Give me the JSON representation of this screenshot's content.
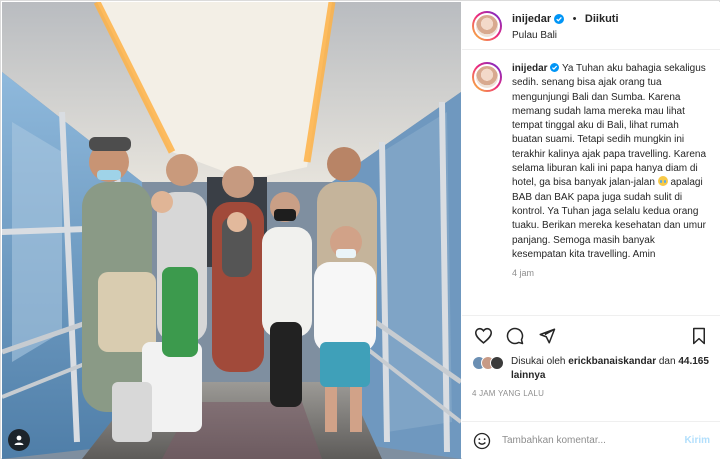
{
  "post": {
    "username": "inijedar",
    "follow_status": "Diikuti",
    "location": "Pulau Bali"
  },
  "caption": {
    "username": "inijedar",
    "text_part1": "Ya Tuhan aku bahagia sekaligus sedih. senang bisa ajak orang tua mengunjungi Bali dan Sumba. Karena memang sudah lama mereka mau lihat tempat tinggal aku di Bali, lihat rumah buatan suami. Tetapi sedih mungkin ini terakhir kalinya ajak papa travelling. Karena selama liburan kali ini papa hanya diam di hotel, ga bisa banyak jalan-jalan",
    "text_part2": "apalagi BAB dan BAK papa juga sudah sulit di kontrol. Ya Tuhan jaga selalu kedua orang tuaku. Berikan mereka kesehatan dan umur panjang. Semoga masih banyak kesempatan kita travelling. Amin",
    "time": "4 jam"
  },
  "likes": {
    "prefix": "Disukai oleh",
    "liker": "erickbanaiskandar",
    "conjunction": "dan",
    "count": "44.165 lainnya"
  },
  "post_date": "4 JAM YANG LALU",
  "comment": {
    "placeholder": "Tambahkan komentar...",
    "send_label": "Kirim"
  },
  "icons": {
    "like": "heart-icon",
    "comment": "comment-icon",
    "share": "share-icon",
    "save": "bookmark-icon",
    "emoji": "smile-icon",
    "tag": "user-tag-icon",
    "verified": "verified-badge-icon"
  },
  "colors": {
    "verified_blue": "#0095f6",
    "send_disabled": "#b2dffc",
    "secondary_text": "#8e8e8e"
  }
}
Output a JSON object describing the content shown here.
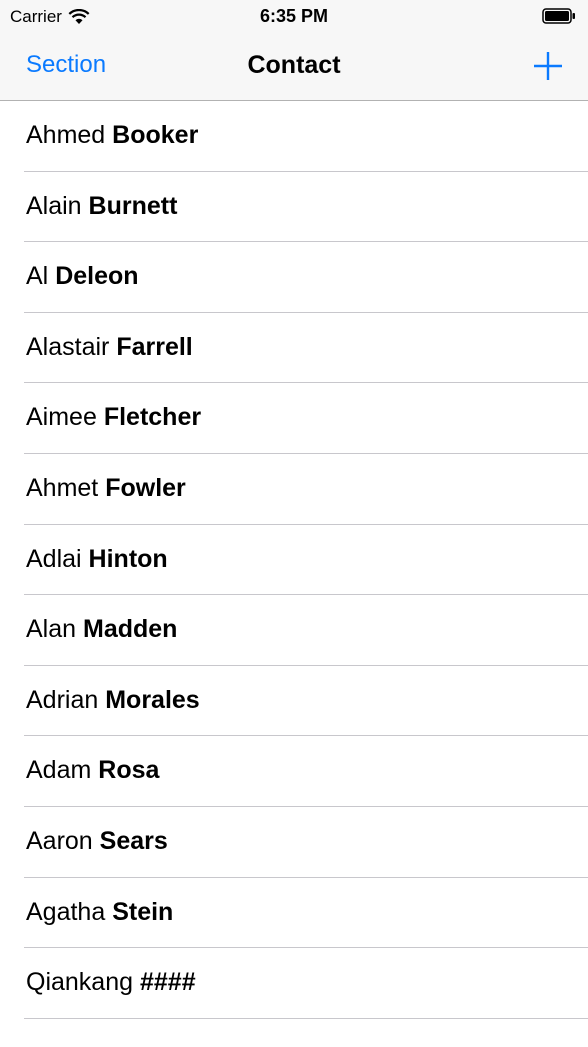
{
  "status_bar": {
    "carrier": "Carrier",
    "time": "6:35 PM"
  },
  "nav": {
    "left_label": "Section",
    "title": "Contact",
    "accent_color": "#0a7aff"
  },
  "contacts": [
    {
      "first": "Ahmed",
      "last": "Booker"
    },
    {
      "first": "Alain",
      "last": "Burnett"
    },
    {
      "first": "Al",
      "last": "Deleon"
    },
    {
      "first": "Alastair",
      "last": "Farrell"
    },
    {
      "first": "Aimee",
      "last": "Fletcher"
    },
    {
      "first": "Ahmet",
      "last": "Fowler"
    },
    {
      "first": "Adlai",
      "last": "Hinton"
    },
    {
      "first": "Alan",
      "last": "Madden"
    },
    {
      "first": "Adrian",
      "last": "Morales"
    },
    {
      "first": "Adam",
      "last": "Rosa"
    },
    {
      "first": "Aaron",
      "last": "Sears"
    },
    {
      "first": "Agatha",
      "last": "Stein"
    },
    {
      "first": "Qiankang",
      "last": "####"
    }
  ]
}
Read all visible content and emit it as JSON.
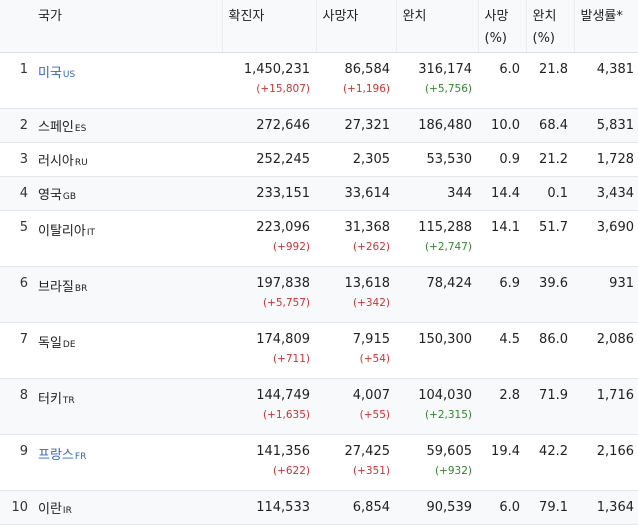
{
  "header": {
    "rank": "",
    "country": "국가",
    "confirmed": "확진자",
    "deaths": "사망자",
    "recovered": "완치",
    "death_rate_line1": "사망",
    "death_rate_line2": "(%)",
    "recovery_rate_line1": "완치",
    "recovery_rate_line2": "(%)",
    "incidence": "발생률*"
  },
  "colors": {
    "link": "#3366cc",
    "increase": "#d33333",
    "recovery_increase": "#2e8b2e",
    "header_bg": "#f8f9fa",
    "alt_row_bg": "#f8f9fa"
  },
  "rows": [
    {
      "rank": "1",
      "name": "미국",
      "code": "US",
      "link": true,
      "confirmed": "1,450,231",
      "confirmed_delta": "(+15,807)",
      "deaths": "86,584",
      "deaths_delta": "(+1,196)",
      "recovered": "316,174",
      "recovered_delta": "(+5,756)",
      "death_rate": "6.0",
      "recovery_rate": "21.8",
      "incidence": "4,381"
    },
    {
      "rank": "2",
      "name": "스페인",
      "code": "ES",
      "link": false,
      "confirmed": "272,646",
      "confirmed_delta": "",
      "deaths": "27,321",
      "deaths_delta": "",
      "recovered": "186,480",
      "recovered_delta": "",
      "death_rate": "10.0",
      "recovery_rate": "68.4",
      "incidence": "5,831"
    },
    {
      "rank": "3",
      "name": "러시아",
      "code": "RU",
      "link": false,
      "confirmed": "252,245",
      "confirmed_delta": "",
      "deaths": "2,305",
      "deaths_delta": "",
      "recovered": "53,530",
      "recovered_delta": "",
      "death_rate": "0.9",
      "recovery_rate": "21.2",
      "incidence": "1,728"
    },
    {
      "rank": "4",
      "name": "영국",
      "code": "GB",
      "link": false,
      "confirmed": "233,151",
      "confirmed_delta": "",
      "deaths": "33,614",
      "deaths_delta": "",
      "recovered": "344",
      "recovered_delta": "",
      "death_rate": "14.4",
      "recovery_rate": "0.1",
      "incidence": "3,434"
    },
    {
      "rank": "5",
      "name": "이탈리아",
      "code": "IT",
      "link": false,
      "confirmed": "223,096",
      "confirmed_delta": "(+992)",
      "deaths": "31,368",
      "deaths_delta": "(+262)",
      "recovered": "115,288",
      "recovered_delta": "(+2,747)",
      "death_rate": "14.1",
      "recovery_rate": "51.7",
      "incidence": "3,690"
    },
    {
      "rank": "6",
      "name": "브라질",
      "code": "BR",
      "link": false,
      "confirmed": "197,838",
      "confirmed_delta": "(+5,757)",
      "deaths": "13,618",
      "deaths_delta": "(+342)",
      "recovered": "78,424",
      "recovered_delta": "",
      "death_rate": "6.9",
      "recovery_rate": "39.6",
      "incidence": "931"
    },
    {
      "rank": "7",
      "name": "독일",
      "code": "DE",
      "link": false,
      "confirmed": "174,809",
      "confirmed_delta": "(+711)",
      "deaths": "7,915",
      "deaths_delta": "(+54)",
      "recovered": "150,300",
      "recovered_delta": "",
      "death_rate": "4.5",
      "recovery_rate": "86.0",
      "incidence": "2,086"
    },
    {
      "rank": "8",
      "name": "터키",
      "code": "TR",
      "link": false,
      "confirmed": "144,749",
      "confirmed_delta": "(+1,635)",
      "deaths": "4,007",
      "deaths_delta": "(+55)",
      "recovered": "104,030",
      "recovered_delta": "(+2,315)",
      "death_rate": "2.8",
      "recovery_rate": "71.9",
      "incidence": "1,716"
    },
    {
      "rank": "9",
      "name": "프랑스",
      "code": "FR",
      "link": true,
      "confirmed": "141,356",
      "confirmed_delta": "(+622)",
      "deaths": "27,425",
      "deaths_delta": "(+351)",
      "recovered": "59,605",
      "recovered_delta": "(+932)",
      "death_rate": "19.4",
      "recovery_rate": "42.2",
      "incidence": "2,166"
    },
    {
      "rank": "10",
      "name": "이란",
      "code": "IR",
      "link": false,
      "confirmed": "114,533",
      "confirmed_delta": "",
      "deaths": "6,854",
      "deaths_delta": "",
      "recovered": "90,539",
      "recovered_delta": "",
      "death_rate": "6.0",
      "recovery_rate": "79.1",
      "incidence": "1,364"
    }
  ]
}
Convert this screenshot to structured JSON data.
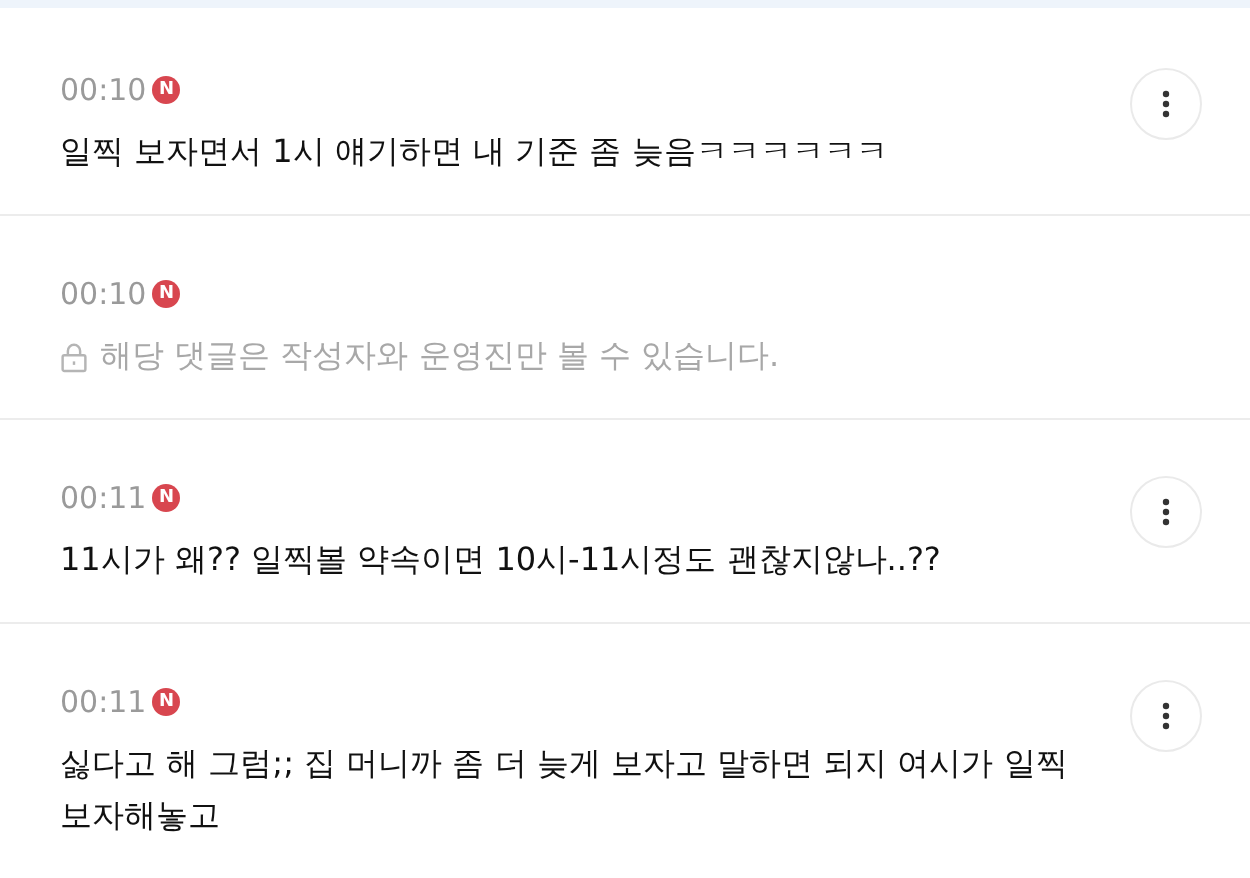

● ● ●

Exercise description -
All the lines above are to be given again exactly as they read, with the pictures removed.

Result of this exercise -
Give me the JSON representation of this screenshot's content.
{
  "post": {
    "username": "inijedar",
    "follow_status": "Diikuti",
    "location": "Pulau Bali"
  },
  "caption": {
    "username": "inijedar",
    "text_part1": "Ya Tuhan aku bahagia sekaligus sedih. senang bisa ajak orang tua mengunjungi Bali dan Sumba. Karena memang sudah lama mereka mau lihat tempat tinggal aku di Bali, lihat rumah buatan suami. Tetapi sedih mungkin ini terakhir kalinya ajak papa travelling. Karena selama liburan kali ini papa hanya diam di hotel, ga bisa banyak jalan-jalan",
    "text_part2": "apalagi BAB dan BAK papa juga sudah sulit di kontrol. Ya Tuhan jaga selalu kedua orang tuaku. Berikan mereka kesehatan dan umur panjang. Semoga masih banyak kesempatan kita travelling. Amin",
    "time": "4 jam"
  },
  "likes": {
    "prefix": "Disukai oleh",
    "liker": "erickbanaiskandar",
    "conjunction": "dan",
    "count": "44.165 lainnya"
  },
  "post_date": "4 JAM YANG LALU",
  "comment": {
    "placeholder": "Tambahkan komentar...",
    "send_label": "Kirim"
  },
  "icons": {
    "like": "heart-icon",
    "comment": "comment-icon",
    "share": "share-icon",
    "save": "bookmark-icon",
    "emoji": "smile-icon",
    "tag": "user-tag-icon",
    "verified": "verified-badge-icon"
  },
  "colors": {
    "verified_blue": "#0095f6",
    "send_disabled": "#b2dffc",
    "secondary_text": "#8e8e8e"
  }
}
Output a JSON object describing the content shown here.
{
  "status_bar": {
    "carrier": "Carrier",
    "time": "6:35 PM"
  },
  "nav": {
    "left_label": "Section",
    "title": "Contact",
    "accent_color": "#0a7aff"
  },
  "contacts": [
    {
      "first": "Ahmed",
      "last": "Booker"
    },
    {
      "first": "Alain",
      "last": "Burnett"
    },
    {
      "first": "Al",
      "last": "Deleon"
    },
    {
      "first": "Alastair",
      "last": "Farrell"
    },
    {
      "first": "Aimee",
      "last": "Fletcher"
    },
    {
      "first": "Ahmet",
      "last": "Fowler"
    },
    {
      "first": "Adlai",
      "last": "Hinton"
    },
    {
      "first": "Alan",
      "last": "Madden"
    },
    {
      "first": "Adrian",
      "last": "Morales"
    },
    {
      "first": "Adam",
      "last": "Rosa"
    },
    {
      "first": "Aaron",
      "last": "Sears"
    },
    {
      "first": "Agatha",
      "last": "Stein"
    },
    {
      "first": "Qiankang",
      "last": "####"
    }
  ]
}
Read all visible content and emit it as JSON.
{
  "header": {
    "rank": "",
    "country": "국가",
    "confirmed": "확진자",
    "deaths": "사망자",
    "recovered": "완치",
    "death_rate_line1": "사망",
    "death_rate_line2": "(%)",
    "recovery_rate_line1": "완치",
    "recovery_rate_line2": "(%)",
    "incidence": "발생률*"
  },
  "colors": {
    "link": "#3366cc",
    "increase": "#d33333",
    "recovery_increase": "#2e8b2e",
    "header_bg": "#f8f9fa",
    "alt_row_bg": "#f8f9fa"
  },
  "rows": [
    {
      "rank": "1",
      "name": "미국",
      "code": "US",
      "link": true,
      "confirmed": "1,450,231",
      "confirmed_delta": "(+15,807)",
      "deaths": "86,584",
      "deaths_delta": "(+1,196)",
      "recovered": "316,174",
      "recovered_delta": "(+5,756)",
      "death_rate": "6.0",
      "recovery_rate": "21.8",
      "incidence": "4,381"
    },
    {
      "rank": "2",
      "name": "스페인",
      "code": "ES",
      "link": false,
      "confirmed": "272,646",
      "confirmed_delta": "",
      "deaths": "27,321",
      "deaths_delta": "",
      "recovered": "186,480",
      "recovered_delta": "",
      "death_rate": "10.0",
      "recovery_rate": "68.4",
      "incidence": "5,831"
    },
    {
      "rank": "3",
      "name": "러시아",
      "code": "RU",
      "link": false,
      "confirmed": "252,245",
      "confirmed_delta": "",
      "deaths": "2,305",
      "deaths_delta": "",
      "recovered": "53,530",
      "recovered_delta": "",
      "death_rate": "0.9",
      "recovery_rate": "21.2",
      "incidence": "1,728"
    },
    {
      "rank": "4",
      "name": "영국",
      "code": "GB",
      "link": false,
      "confirmed": "233,151",
      "confirmed_delta": "",
      "deaths": "33,614",
      "deaths_delta": "",
      "recovered": "344",
      "recovered_delta": "",
      "death_rate": "14.4",
      "recovery_rate": "0.1",
      "incidence": "3,434"
    },
    {
      "rank": "5",
      "name": "이탈리아",
      "code": "IT",
      "link": false,
      "confirmed": "223,096",
      "confirmed_delta": "(+992)",
      "deaths": "31,368",
      "deaths_delta": "(+262)",
      "recovered": "115,288",
      "recovered_delta": "(+2,747)",
      "death_rate": "14.1",
      "recovery_rate": "51.7",
      "incidence": "3,690"
    },
    {
      "rank": "6",
      "name": "브라질",
      "code": "BR",
      "link": false,
      "confirmed": "197,838",
      "confirmed_delta": "(+5,757)",
      "deaths": "13,618",
      "deaths_delta": "(+342)",
      "recovered": "78,424",
      "recovered_delta": "",
      "death_rate": "6.9",
      "recovery_rate": "39.6",
      "incidence": "931"
    },
    {
      "rank": "7",
      "name": "독일",
      "code": "DE",
      "link": false,
      "confirmed": "174,809",
      "confirmed_delta": "(+711)",
      "deaths": "7,915",
      "deaths_delta": "(+54)",
      "recovered": "150,300",
      "recovered_delta": "",
      "death_rate": "4.5",
      "recovery_rate": "86.0",
      "incidence": "2,086"
    },
    {
      "rank": "8",
      "name": "터키",
      "code": "TR",
      "link": false,
      "confirmed": "144,749",
      "confirmed_delta": "(+1,635)",
      "deaths": "4,007",
      "deaths_delta": "(+55)",
      "recovered": "104,030",
      "recovered_delta": "(+2,315)",
      "death_rate": "2.8",
      "recovery_rate": "71.9",
      "incidence": "1,716"
    },
    {
      "rank": "9",
      "name": "프랑스",
      "code": "FR",
      "link": true,
      "confirmed": "141,356",
      "confirmed_delta": "(+622)",
      "deaths": "27,425",
      "deaths_delta": "(+351)",
      "recovered": "59,605",
      "recovered_delta": "(+932)",
      "death_rate": "19.4",
      "recovery_rate": "42.2",
      "incidence": "2,166"
    },
    {
      "rank": "10",
      "name": "이란",
      "code": "IR",
      "link": false,
      "confirmed": "114,533",
      "confirmed_delta": "",
      "deaths": "6,854",
      "deaths_delta": "",
      "recovered": "90,539",
      "recovered_delta": "",
      "death_rate": "6.0",
      "recovery_rate": "79.1",
      "incidence": "1,364"
    }
  ]
}
Convert this screenshot to structured JSON data.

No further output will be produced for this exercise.